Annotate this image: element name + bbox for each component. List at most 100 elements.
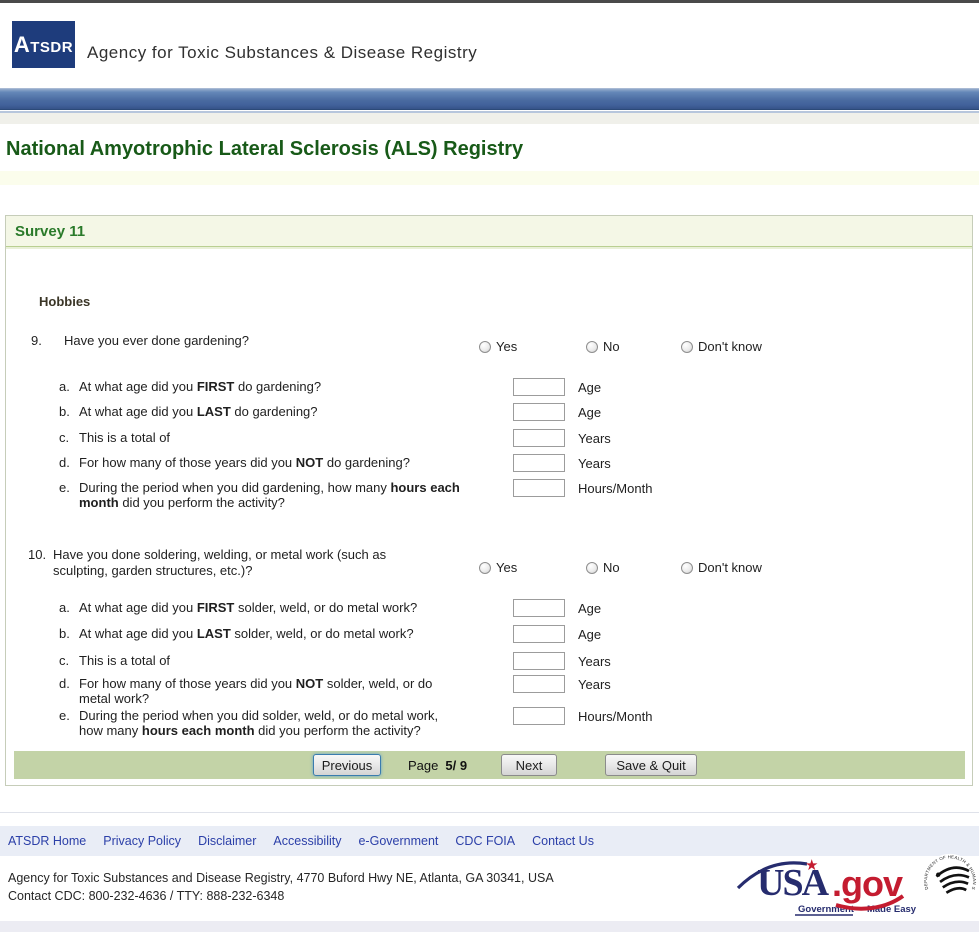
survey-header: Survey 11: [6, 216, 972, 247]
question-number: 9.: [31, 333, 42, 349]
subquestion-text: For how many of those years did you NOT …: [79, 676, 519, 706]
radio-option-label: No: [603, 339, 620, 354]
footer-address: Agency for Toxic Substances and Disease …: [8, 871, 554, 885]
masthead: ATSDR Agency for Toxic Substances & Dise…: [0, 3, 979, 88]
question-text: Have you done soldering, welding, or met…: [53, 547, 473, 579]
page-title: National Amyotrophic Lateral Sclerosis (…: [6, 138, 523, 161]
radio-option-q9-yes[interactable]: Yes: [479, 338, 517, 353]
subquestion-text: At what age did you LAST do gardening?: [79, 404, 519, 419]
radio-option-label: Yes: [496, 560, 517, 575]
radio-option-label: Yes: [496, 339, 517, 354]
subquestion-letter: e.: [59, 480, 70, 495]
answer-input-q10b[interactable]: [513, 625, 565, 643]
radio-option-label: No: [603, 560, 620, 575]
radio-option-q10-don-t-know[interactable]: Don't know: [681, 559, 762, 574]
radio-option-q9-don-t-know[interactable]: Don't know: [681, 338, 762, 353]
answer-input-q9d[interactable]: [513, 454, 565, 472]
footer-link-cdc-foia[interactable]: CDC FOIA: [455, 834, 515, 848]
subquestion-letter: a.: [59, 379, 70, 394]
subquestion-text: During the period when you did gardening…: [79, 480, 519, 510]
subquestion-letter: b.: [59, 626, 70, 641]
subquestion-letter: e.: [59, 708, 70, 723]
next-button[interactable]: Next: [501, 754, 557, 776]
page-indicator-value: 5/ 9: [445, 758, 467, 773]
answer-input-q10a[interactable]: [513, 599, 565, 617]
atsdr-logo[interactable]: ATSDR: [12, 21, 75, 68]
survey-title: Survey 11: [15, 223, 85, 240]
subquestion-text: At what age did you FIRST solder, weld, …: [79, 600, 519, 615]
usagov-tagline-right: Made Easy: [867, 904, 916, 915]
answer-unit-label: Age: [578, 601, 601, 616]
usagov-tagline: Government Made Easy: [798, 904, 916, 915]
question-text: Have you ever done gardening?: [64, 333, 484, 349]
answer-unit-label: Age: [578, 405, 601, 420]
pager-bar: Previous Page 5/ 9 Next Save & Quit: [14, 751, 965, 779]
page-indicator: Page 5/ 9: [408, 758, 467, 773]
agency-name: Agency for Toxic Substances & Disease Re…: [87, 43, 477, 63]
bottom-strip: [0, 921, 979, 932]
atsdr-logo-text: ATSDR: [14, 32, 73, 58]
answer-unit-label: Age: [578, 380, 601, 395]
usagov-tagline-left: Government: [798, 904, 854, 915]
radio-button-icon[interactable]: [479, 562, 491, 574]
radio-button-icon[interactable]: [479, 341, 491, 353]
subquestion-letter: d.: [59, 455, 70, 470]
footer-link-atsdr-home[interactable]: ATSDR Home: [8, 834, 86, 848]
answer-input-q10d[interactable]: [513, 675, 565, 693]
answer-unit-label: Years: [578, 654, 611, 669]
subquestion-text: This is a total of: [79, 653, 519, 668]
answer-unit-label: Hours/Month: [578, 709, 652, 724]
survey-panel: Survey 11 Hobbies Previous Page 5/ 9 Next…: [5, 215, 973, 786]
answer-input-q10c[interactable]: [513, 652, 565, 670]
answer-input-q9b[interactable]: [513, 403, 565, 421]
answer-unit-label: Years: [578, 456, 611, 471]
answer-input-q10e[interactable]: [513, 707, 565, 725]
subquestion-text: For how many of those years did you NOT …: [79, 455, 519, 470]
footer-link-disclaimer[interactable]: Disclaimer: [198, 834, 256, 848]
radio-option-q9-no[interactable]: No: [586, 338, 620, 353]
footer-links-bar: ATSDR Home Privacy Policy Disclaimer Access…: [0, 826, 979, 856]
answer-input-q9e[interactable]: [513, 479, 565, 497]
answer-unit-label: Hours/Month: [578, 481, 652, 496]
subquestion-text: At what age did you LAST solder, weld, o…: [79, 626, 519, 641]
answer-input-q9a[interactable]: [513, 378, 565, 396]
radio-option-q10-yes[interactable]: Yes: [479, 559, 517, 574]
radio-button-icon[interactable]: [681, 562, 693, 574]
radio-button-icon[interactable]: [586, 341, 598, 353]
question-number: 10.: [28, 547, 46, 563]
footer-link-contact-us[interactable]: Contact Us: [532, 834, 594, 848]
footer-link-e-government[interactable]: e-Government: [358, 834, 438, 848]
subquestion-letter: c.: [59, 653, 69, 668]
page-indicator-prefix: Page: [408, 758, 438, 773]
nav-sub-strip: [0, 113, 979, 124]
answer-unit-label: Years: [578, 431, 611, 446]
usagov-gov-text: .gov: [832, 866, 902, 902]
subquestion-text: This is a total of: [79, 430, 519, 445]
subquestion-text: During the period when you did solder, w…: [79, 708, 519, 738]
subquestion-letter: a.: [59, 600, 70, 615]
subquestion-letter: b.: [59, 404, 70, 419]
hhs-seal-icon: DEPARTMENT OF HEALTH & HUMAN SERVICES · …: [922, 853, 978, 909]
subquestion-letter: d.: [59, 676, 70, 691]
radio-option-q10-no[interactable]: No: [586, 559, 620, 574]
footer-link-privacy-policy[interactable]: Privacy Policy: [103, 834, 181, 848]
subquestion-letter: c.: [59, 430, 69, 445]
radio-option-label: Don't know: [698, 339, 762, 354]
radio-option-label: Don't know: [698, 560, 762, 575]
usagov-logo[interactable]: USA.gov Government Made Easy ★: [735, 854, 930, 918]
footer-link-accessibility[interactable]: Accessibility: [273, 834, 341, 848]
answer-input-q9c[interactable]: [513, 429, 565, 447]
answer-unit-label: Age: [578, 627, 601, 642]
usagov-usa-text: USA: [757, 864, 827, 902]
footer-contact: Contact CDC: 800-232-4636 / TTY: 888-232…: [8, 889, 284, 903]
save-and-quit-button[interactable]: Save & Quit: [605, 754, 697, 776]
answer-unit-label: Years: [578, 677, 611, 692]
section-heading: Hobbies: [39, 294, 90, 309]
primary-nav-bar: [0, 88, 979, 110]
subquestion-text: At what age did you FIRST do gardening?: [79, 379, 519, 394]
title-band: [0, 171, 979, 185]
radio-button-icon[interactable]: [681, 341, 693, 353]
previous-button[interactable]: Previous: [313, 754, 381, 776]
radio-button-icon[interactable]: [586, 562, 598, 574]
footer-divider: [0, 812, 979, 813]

*Directions for this task*. Please turn all the lines above into a numbered list, leaving out blank lines and the pictures.

*Complete output*.
1. Annotate this image: element name + bbox for each component. List at most 100 elements.
2. survey-header: Survey 11: [6, 216, 972, 247]
3. question-number: 9.: [31, 333, 42, 349]
4. subquestion-text: For how many of those years did you NOT …: [79, 676, 519, 706]
5. radio-option-label: No: [603, 339, 620, 354]
6. footer-address: Agency for Toxic Substances and Disease …: [8, 871, 554, 885]
7. masthead: ATSDR Agency for Toxic Substances & Dise…: [0, 3, 979, 88]
8. question-text: Have you done soldering, welding, or met…: [53, 547, 473, 579]
9. page-title: National Amyotrophic Lateral Sclerosis (…: [6, 138, 523, 161]
10. radio-option-q9-yes[interactable]: Yes: [479, 338, 517, 353]
11. subquestion-text: At what age did you LAST do gardening?: [79, 404, 519, 419]
12. radio-option-label: Yes: [496, 560, 517, 575]
13. radio-option-label: Yes: [496, 339, 517, 354]
14. subquestion-letter: e.: [59, 480, 70, 495]
15. answer-input-q10b[interactable]: [513, 625, 565, 643]
16. radio-option-label: No: [603, 560, 620, 575]
17. radio-option-q10-don-t-know[interactable]: Don't know: [681, 559, 762, 574]
18. radio-option-q9-don-t-know[interactable]: Don't know: [681, 338, 762, 353]
19. answer-input-q9d[interactable]: [513, 454, 565, 472]
20. footer-link-cdc-foia[interactable]: CDC FOIA: [455, 834, 515, 848]
21. subquestion-letter: a.: [59, 379, 70, 394]
22. subquestion-text: During the period when you did gardening…: [79, 480, 519, 510]
23. subquestion-letter: b.: [59, 626, 70, 641]
24. subquestion-letter: e.: [59, 708, 70, 723]
25. next-button[interactable]: Next: [501, 754, 557, 776]
26. page-indicator-value: 5/ 9: [445, 758, 467, 773]
27. answer-input-q10a[interactable]: [513, 599, 565, 617]
28. atsdr-logo[interactable]: ATSDR: [12, 21, 75, 68]
29. survey-title: Survey 11: [15, 223, 85, 240]
30. subquestion-text: At what age did you FIRST solder, weld, …: [79, 600, 519, 615]
31. usagov-tagline-right: Made Easy: [867, 904, 916, 915]
32. answer-unit-label: Age: [578, 601, 601, 616]
33. usagov-tagline: Government Made Easy: [798, 904, 916, 915]
34. question-text: Have you ever done gardening?: [64, 333, 484, 349]
35. answer-unit-label: Age: [578, 405, 601, 420]
36. pager-bar: Previous Page 5/ 9 Next Save & Quit: [14, 751, 965, 779]
37. page-indicator: Page 5/ 9: [408, 758, 467, 773]
38. agency-name: Agency for Toxic Substances & Disease Re…: [87, 43, 477, 63]
39. bottom-strip: [0, 921, 979, 932]
40. atsdr-logo-text: ATSDR: [14, 32, 73, 58]
41. answer-unit-label: Age: [578, 380, 601, 395]
42. usagov-tagline-left: Government: [798, 904, 854, 915]
43. radio-button-icon[interactable]: [479, 562, 491, 574]
44. radio-button-icon[interactable]: [479, 341, 491, 353]
45. subquestion-letter: d.: [59, 455, 70, 470]
46. footer-link-atsdr-home[interactable]: ATSDR Home: [8, 834, 86, 848]
47. answer-input-q10d[interactable]: [513, 675, 565, 693]
48. answer-unit-label: Years: [578, 654, 611, 669]
49. subquestion-text: This is a total of: [79, 653, 519, 668]
50. answer-unit-label: Hours/Month: [578, 709, 652, 724]
51. survey-panel: Survey 11 Hobbies Previous Page 5/ 9 Next…: [5, 215, 973, 786]
52. answer-input-q10c[interactable]: [513, 652, 565, 670]
53. answer-input-q9b[interactable]: [513, 403, 565, 421]
54. answer-unit-label: Years: [578, 456, 611, 471]
55. answer-input-q10e[interactable]: [513, 707, 565, 725]
56. subquestion-text: For how many of those years did you NOT …: [79, 455, 519, 470]
57. footer-link-disclaimer[interactable]: Disclaimer: [198, 834, 256, 848]
58. radio-option-q9-no[interactable]: No: [586, 338, 620, 353]
59. footer-links-bar: ATSDR Home Privacy Policy Disclaimer Access…: [0, 826, 979, 856]
60. answer-input-q9e[interactable]: [513, 479, 565, 497]
61. answer-unit-label: Hours/Month: [578, 481, 652, 496]
62. subquestion-text: At what age did you LAST solder, weld, o…: [79, 626, 519, 641]
63. answer-input-q9a[interactable]: [513, 378, 565, 396]
64. radio-option-q10-yes[interactable]: Yes: [479, 559, 517, 574]
65. radio-button-icon[interactable]: [681, 562, 693, 574]
66. radio-button-icon[interactable]: [586, 341, 598, 353]
67. question-number: 10.: [28, 547, 46, 563]
68. footer-link-contact-us[interactable]: Contact Us: [532, 834, 594, 848]
69. footer-link-e-government[interactable]: e-Government: [358, 834, 438, 848]
70. subquestion-letter: c.: [59, 653, 69, 668]
71. page-indicator-prefix: Page: [408, 758, 438, 773]
72. nav-sub-strip: [0, 113, 979, 124]
73. answer-unit-label: Years: [578, 431, 611, 446]
74. usagov-gov-text: .gov: [832, 866, 902, 902]
75. subquestion-text: This is a total of: [79, 430, 519, 445]
76. subquestion-text: During the period when you did solder, w…: [79, 708, 519, 738]
77. subquestion-letter: a.: [59, 600, 70, 615]
78. subquestion-letter: b.: [59, 404, 70, 419]
79. hhs-seal-icon: DEPARTMENT OF HEALTH & HUMAN SERVICES · …: [922, 853, 978, 909]
80. subquestion-letter: d.: [59, 676, 70, 691]
81. radio-option-q10-no[interactable]: No: [586, 559, 620, 574]
82. footer-link-privacy-policy[interactable]: Privacy Policy: [103, 834, 181, 848]
83. subquestion-letter: c.: [59, 430, 69, 445]
84. radio-option-label: Don't know: [698, 339, 762, 354]
85. radio-option-label: Don't know: [698, 560, 762, 575]
86. usagov-logo[interactable]: USA.gov Government Made Easy ★: [735, 854, 930, 918]
87. footer-link-accessibility[interactable]: Accessibility: [273, 834, 341, 848]
88. answer-input-q9c[interactable]: [513, 429, 565, 447]
89. answer-unit-label: Age: [578, 627, 601, 642]
90. usagov-usa-text: USA: [757, 864, 827, 902]
91. footer-contact: Contact CDC: 800-232-4636 / TTY: 888-232…: [8, 889, 284, 903]
92. save-and-quit-button[interactable]: Save & Quit: [605, 754, 697, 776]
93. answer-unit-label: Years: [578, 677, 611, 692]
94. section-heading: Hobbies: [39, 294, 90, 309]
95. primary-nav-bar: [0, 88, 979, 110]
96. subquestion-text: At what age did you FIRST do gardening?: [79, 379, 519, 394]
97. title-band: [0, 171, 979, 185]
98. radio-button-icon[interactable]: [681, 341, 693, 353]
99. previous-button[interactable]: Previous: [313, 754, 381, 776]
100. radio-button-icon[interactable]: [586, 562, 598, 574]
101. footer-divider: [0, 812, 979, 813]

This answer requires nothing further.